**Passage du texte**
=====

TEMOIGNAGE 18 etEVICTION 8
Cher Condisciple,
ayant lu l'article du Journal Le Monde du 21 avril 2016, je puis vous faire part de mon témoignage. Né en 1939, entré au Petit Franklin en 1945, j'ai fait la connaissance du P. Lamande sans doute en classe de 8ème ou 7ème. J'ai souvent participé avec plaisir aux excursions qu'il organisait, je servais sa messe du matin probablement une fois par semaine. Il me séduisait en me témoignant des marques d'affection décrites dans d'autres témoignages, me serrant contre lui, me disant que j'étais son "dessert", et me donnant des dépliants touristiques dont un tiroir de son bureau était rempli, me donnant le sentiment valorisant pour un enfant d'être exceptionnel et adulé, jusqu'au jour où, au motif que, étant dépenaillé après la récréation, il m'a déshabillé dans son bureau pour me rhabiller correctement, dit-il, avant de me rendre dans la salle de classe. Que s'est-il passé au juste? Attouchements ou non? Impossible à dire dans la mesure où la censure, la honte et le refoulement ont pu jouer… ou encore qu'il se soit dominé. Je me méfie de la mémoire d'un enfant - dans les deux sens. Mais le déshabillage complet ne fait aucun doute. A la suite de cet incident ou peut-être de l'accumulation de ses entreprises dérangeantes, mon malaise a été tel que j'ai refusé de me joindre aux sorties qu'il organisait. Ma mère, un peu surprise par ce revirement, m'a dit "mais pourquoi? Il t'aime tellement". Mais elle n'a pas insisté et les choses en sont restées là.

=====

**Données fournies**
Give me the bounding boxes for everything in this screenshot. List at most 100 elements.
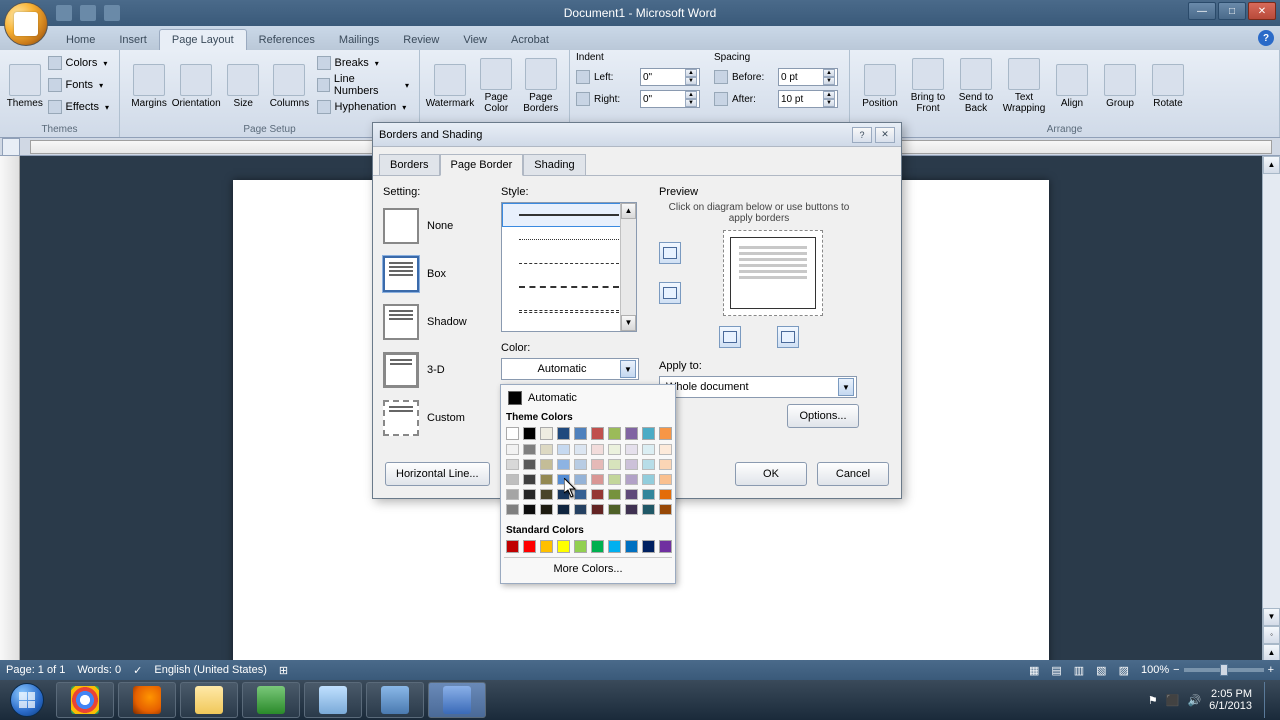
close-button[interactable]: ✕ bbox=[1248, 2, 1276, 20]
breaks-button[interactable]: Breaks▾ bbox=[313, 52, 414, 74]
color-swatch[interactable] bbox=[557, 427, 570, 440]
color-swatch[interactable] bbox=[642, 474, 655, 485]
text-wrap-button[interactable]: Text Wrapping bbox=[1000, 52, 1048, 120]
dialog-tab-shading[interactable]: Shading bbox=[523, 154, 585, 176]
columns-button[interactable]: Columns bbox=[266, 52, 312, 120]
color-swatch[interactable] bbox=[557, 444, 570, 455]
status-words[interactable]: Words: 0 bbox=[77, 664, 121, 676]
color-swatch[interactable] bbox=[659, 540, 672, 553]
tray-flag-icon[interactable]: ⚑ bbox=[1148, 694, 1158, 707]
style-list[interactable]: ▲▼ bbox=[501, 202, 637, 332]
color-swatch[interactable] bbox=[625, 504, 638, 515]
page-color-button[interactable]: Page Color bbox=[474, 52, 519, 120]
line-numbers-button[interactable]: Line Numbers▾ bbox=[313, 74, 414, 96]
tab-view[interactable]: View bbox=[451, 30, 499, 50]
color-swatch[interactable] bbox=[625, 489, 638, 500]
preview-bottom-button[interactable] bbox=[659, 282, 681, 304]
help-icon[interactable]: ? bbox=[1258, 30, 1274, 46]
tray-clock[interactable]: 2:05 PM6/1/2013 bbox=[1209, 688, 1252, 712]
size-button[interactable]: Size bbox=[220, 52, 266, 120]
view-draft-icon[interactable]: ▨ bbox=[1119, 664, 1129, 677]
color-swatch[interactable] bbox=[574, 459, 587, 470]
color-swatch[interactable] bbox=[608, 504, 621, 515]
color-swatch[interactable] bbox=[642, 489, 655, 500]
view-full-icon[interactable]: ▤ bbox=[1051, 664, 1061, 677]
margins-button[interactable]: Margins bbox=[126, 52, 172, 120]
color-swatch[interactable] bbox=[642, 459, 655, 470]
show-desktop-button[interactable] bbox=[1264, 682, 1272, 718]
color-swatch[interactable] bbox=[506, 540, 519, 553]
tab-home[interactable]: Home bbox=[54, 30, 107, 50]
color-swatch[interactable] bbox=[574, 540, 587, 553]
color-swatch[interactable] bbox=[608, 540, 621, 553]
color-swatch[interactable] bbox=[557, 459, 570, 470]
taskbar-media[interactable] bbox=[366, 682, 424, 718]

=====

**Tâches à réaliser**
#1 Pourriez-vous recopier mot pour mot le témoignage dans son intégralité ?
#2 Pouvez-vous reproduire toutes les données en substituant « pastille-couleur » à « color-swatch », sans rien modifier d'autre et en omettant les images ?
Ces données n'ont aucun lien avec le témoignage.

**Liste des solutions**
#1
TEMOIGNAGE 18 etEVICTION 8
Cher Condisciple,
ayant lu l'article du Journal Le Monde du 21 avril 2016, je puis vous faire part de mon témoignage. Né en 1939, entré au Petit Franklin en 1945, j'ai fait la connaissance du P. Lamande sans doute en classe de 8ème ou 7ème. J'ai souvent participé avec plaisir aux excursions qu'il organisait, je servais sa messe du matin probablement une fois par semaine. Il me séduisait en me témoignant des marques d'affection décrites dans d'autres témoignages, me serrant contre lui, me disant que j'étais son "dessert", et me donnant des dépliants touristiques dont un tiroir de son bureau était rempli, me donnant le sentiment valorisant pour un enfant d'être exceptionnel et adulé, jusqu'au jour où, au motif que, étant dépenaillé après la récréation, il m'a déshabillé dans son bureau pour me rhabiller correctement, dit-il, avant de me rendre dans la salle de classe. Que s'est-il passé au juste? Attouchements ou non? Impossible à dire dans la mesure où la censure, la honte et le refoulement ont pu jouer… ou encore qu'il se soit dominé. Je me méfie de la mémoire d'un enfant - dans les deux sens. Mais le déshabillage complet ne fait aucun doute. A la suite de cet incident ou peut-être de l'accumulation de ses entreprises dérangeantes, mon malaise a été tel que j'ai refusé de me joindre aux sorties qu'il organisait. Ma mère, un peu surprise par ce revirement, m'a dit "mais pourquoi? Il t'aime tellement". Mais elle n'a pas insisté et les choses en sont restées là.

#2
Give me the bounding boxes for everything in this screenshot. List at most 100 elements.
close-button[interactable]: ✕ bbox=[1248, 2, 1276, 20]
breaks-button[interactable]: Breaks▾ bbox=[313, 52, 414, 74]
pastille-couleur[interactable] bbox=[557, 427, 570, 440]
pastille-couleur[interactable] bbox=[642, 474, 655, 485]
text-wrap-button[interactable]: Text Wrapping bbox=[1000, 52, 1048, 120]
dialog-tab-shading[interactable]: Shading bbox=[523, 154, 585, 176]
columns-button[interactable]: Columns bbox=[266, 52, 312, 120]
pastille-couleur[interactable] bbox=[557, 444, 570, 455]
status-words[interactable]: Words: 0 bbox=[77, 664, 121, 676]
pastille-couleur[interactable] bbox=[659, 540, 672, 553]
tray-flag-icon[interactable]: ⚑ bbox=[1148, 694, 1158, 707]
style-list[interactable]: ▲▼ bbox=[501, 202, 637, 332]
pastille-couleur[interactable] bbox=[625, 504, 638, 515]
page-color-button[interactable]: Page Color bbox=[474, 52, 519, 120]
line-numbers-button[interactable]: Line Numbers▾ bbox=[313, 74, 414, 96]
tab-view[interactable]: View bbox=[451, 30, 499, 50]
pastille-couleur[interactable] bbox=[625, 489, 638, 500]
preview-bottom-button[interactable] bbox=[659, 282, 681, 304]
help-icon[interactable]: ? bbox=[1258, 30, 1274, 46]
tray-clock[interactable]: 2:05 PM6/1/2013 bbox=[1209, 688, 1252, 712]
size-button[interactable]: Size bbox=[220, 52, 266, 120]
view-draft-icon[interactable]: ▨ bbox=[1119, 664, 1129, 677]
pastille-couleur[interactable] bbox=[574, 459, 587, 470]
pastille-couleur[interactable] bbox=[608, 504, 621, 515]
pastille-couleur[interactable] bbox=[642, 489, 655, 500]
view-full-icon[interactable]: ▤ bbox=[1051, 664, 1061, 677]
margins-button[interactable]: Margins bbox=[126, 52, 172, 120]
pastille-couleur[interactable] bbox=[642, 459, 655, 470]
show-desktop-button[interactable] bbox=[1264, 682, 1272, 718]
pastille-couleur[interactable] bbox=[506, 540, 519, 553]
tab-home[interactable]: Home bbox=[54, 30, 107, 50]
pastille-couleur[interactable] bbox=[574, 540, 587, 553]
pastille-couleur[interactable] bbox=[608, 540, 621, 553]
pastille-couleur[interactable] bbox=[557, 459, 570, 470]
taskbar-media[interactable] bbox=[366, 682, 424, 718]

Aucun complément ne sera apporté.